* The problem
Search the listing for "deine" and copy every line where it appears.

* Data shown

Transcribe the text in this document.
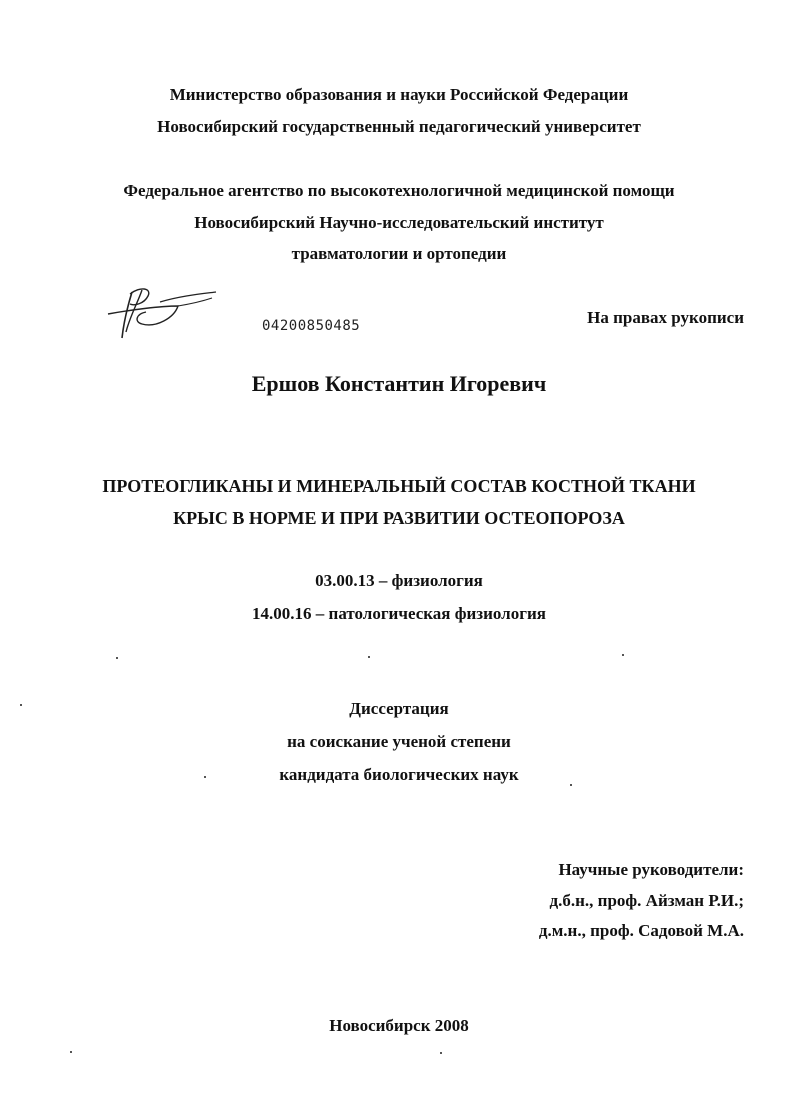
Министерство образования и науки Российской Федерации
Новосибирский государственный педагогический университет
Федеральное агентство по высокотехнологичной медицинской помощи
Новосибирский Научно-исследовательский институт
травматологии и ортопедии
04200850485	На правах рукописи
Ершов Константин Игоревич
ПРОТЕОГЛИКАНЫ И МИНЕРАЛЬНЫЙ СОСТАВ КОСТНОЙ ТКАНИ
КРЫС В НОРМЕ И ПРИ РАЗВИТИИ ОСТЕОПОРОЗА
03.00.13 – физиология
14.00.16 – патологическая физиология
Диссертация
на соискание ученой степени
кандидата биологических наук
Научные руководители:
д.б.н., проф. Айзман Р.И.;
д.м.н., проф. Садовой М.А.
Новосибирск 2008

* * *

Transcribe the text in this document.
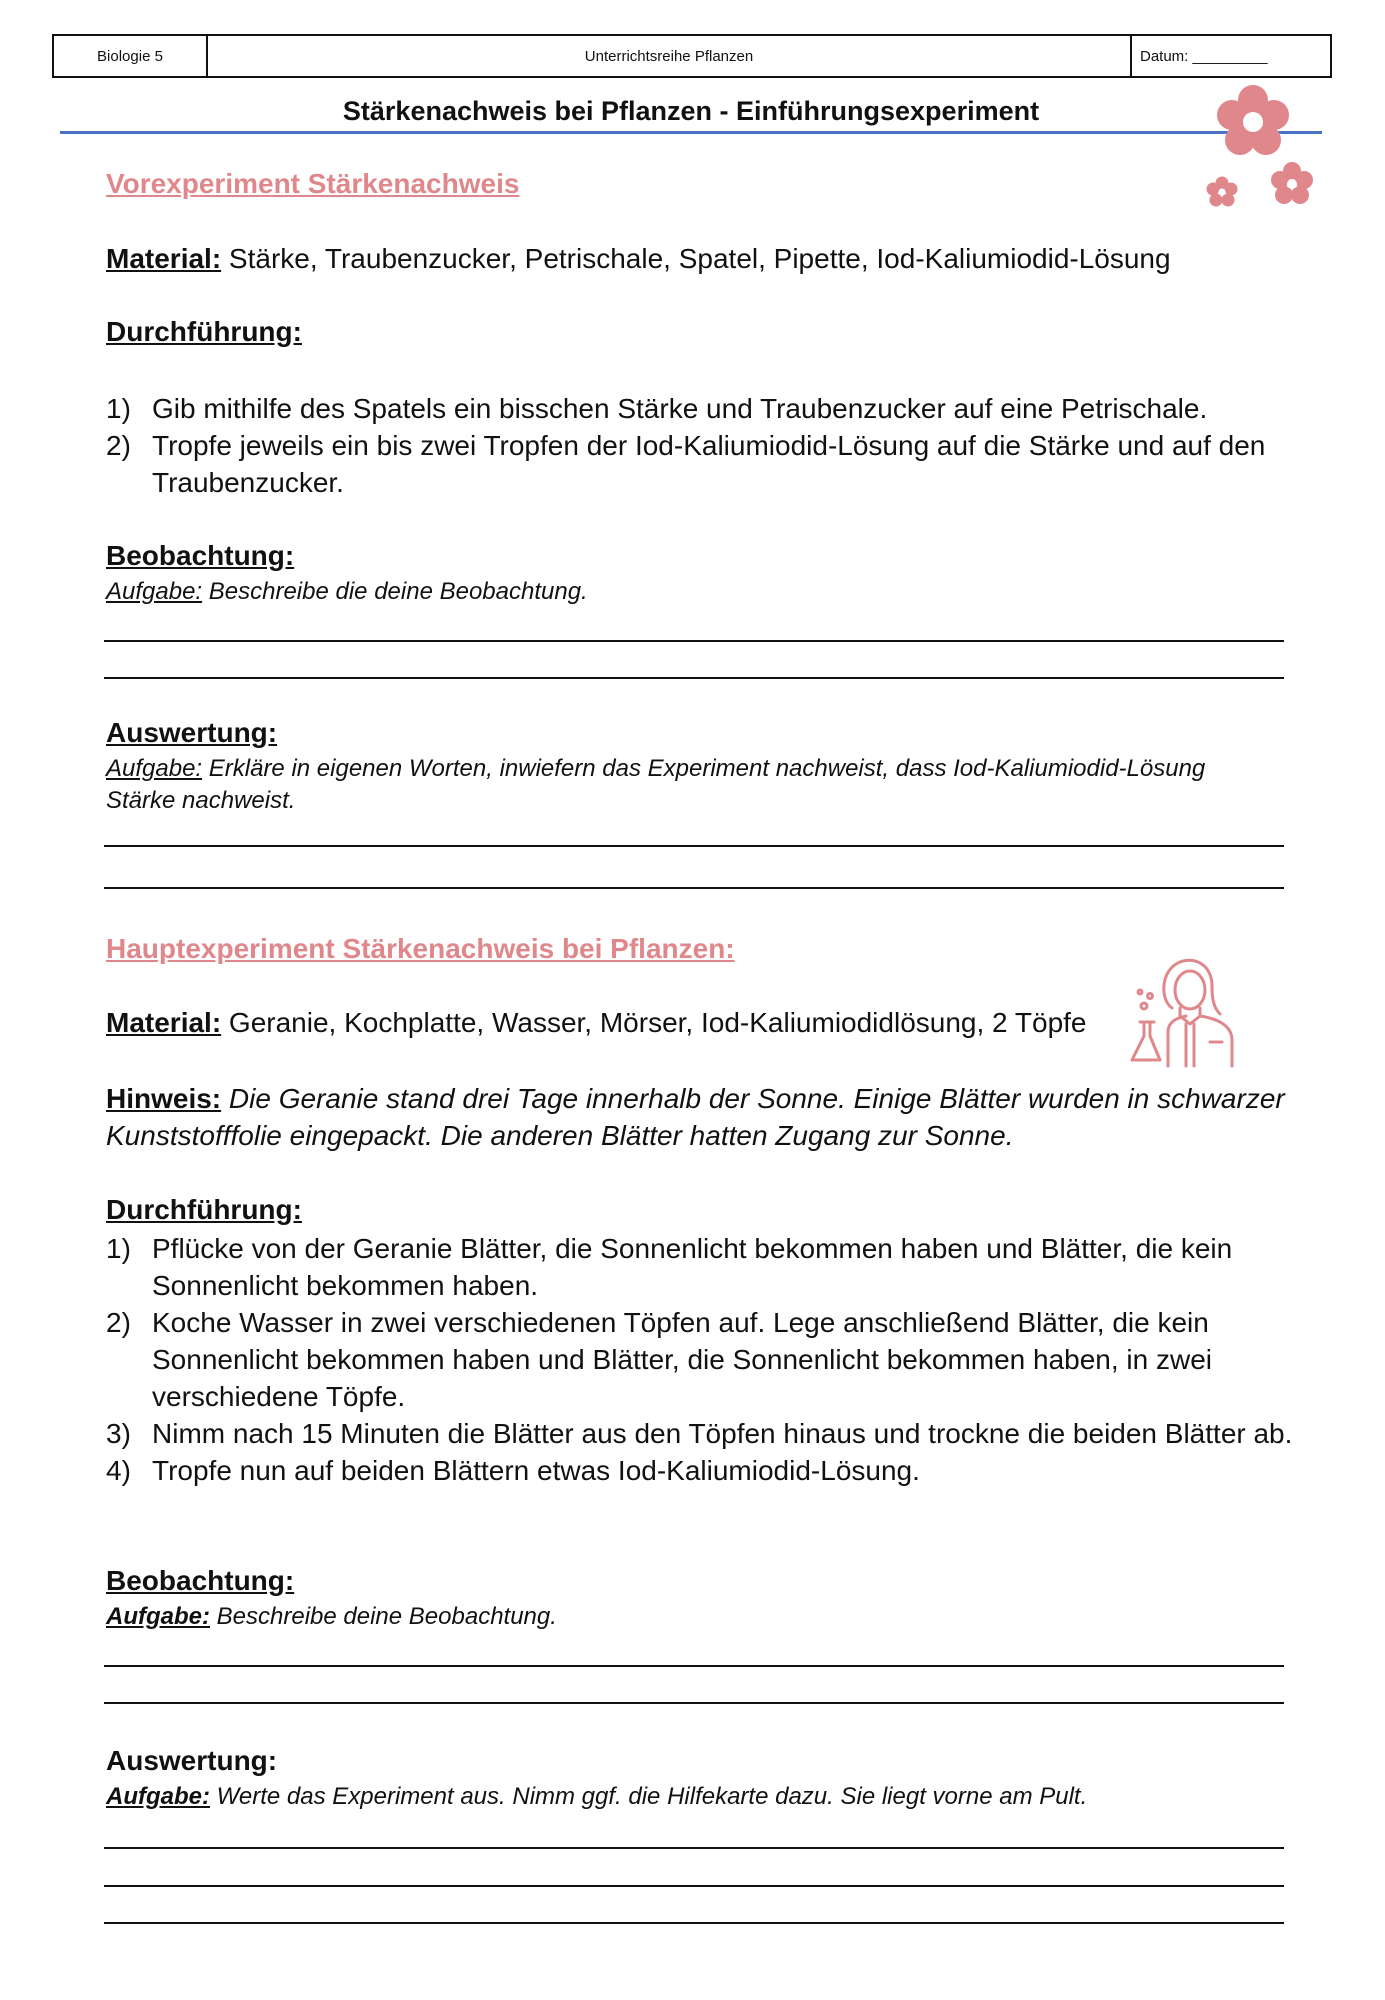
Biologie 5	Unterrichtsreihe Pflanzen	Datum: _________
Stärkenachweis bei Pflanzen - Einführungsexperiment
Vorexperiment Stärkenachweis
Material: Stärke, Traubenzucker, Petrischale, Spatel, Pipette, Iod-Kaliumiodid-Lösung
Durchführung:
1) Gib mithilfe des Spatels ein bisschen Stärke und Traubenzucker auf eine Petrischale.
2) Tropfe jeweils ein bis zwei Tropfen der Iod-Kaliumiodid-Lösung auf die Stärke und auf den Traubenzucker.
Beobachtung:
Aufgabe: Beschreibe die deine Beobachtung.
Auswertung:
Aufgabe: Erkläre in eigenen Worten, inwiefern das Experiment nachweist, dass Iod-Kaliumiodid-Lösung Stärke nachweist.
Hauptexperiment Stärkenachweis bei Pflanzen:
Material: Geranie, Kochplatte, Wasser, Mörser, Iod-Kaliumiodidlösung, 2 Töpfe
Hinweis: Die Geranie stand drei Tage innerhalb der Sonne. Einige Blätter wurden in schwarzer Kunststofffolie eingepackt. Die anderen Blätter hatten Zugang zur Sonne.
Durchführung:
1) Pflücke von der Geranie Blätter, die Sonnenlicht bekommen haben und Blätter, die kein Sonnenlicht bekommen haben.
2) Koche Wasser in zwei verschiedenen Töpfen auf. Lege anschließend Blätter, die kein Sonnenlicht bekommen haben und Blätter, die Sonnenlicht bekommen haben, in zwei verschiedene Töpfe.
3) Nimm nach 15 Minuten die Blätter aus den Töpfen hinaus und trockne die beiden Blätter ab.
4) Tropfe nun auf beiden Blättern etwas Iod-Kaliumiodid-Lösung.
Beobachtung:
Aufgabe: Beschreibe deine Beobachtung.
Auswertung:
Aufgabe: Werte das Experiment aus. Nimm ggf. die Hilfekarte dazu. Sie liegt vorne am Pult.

* Output for this task
Aufgabe: Beschreibe die deine Beobachtung.
Aufgabe: Beschreibe deine Beobachtung.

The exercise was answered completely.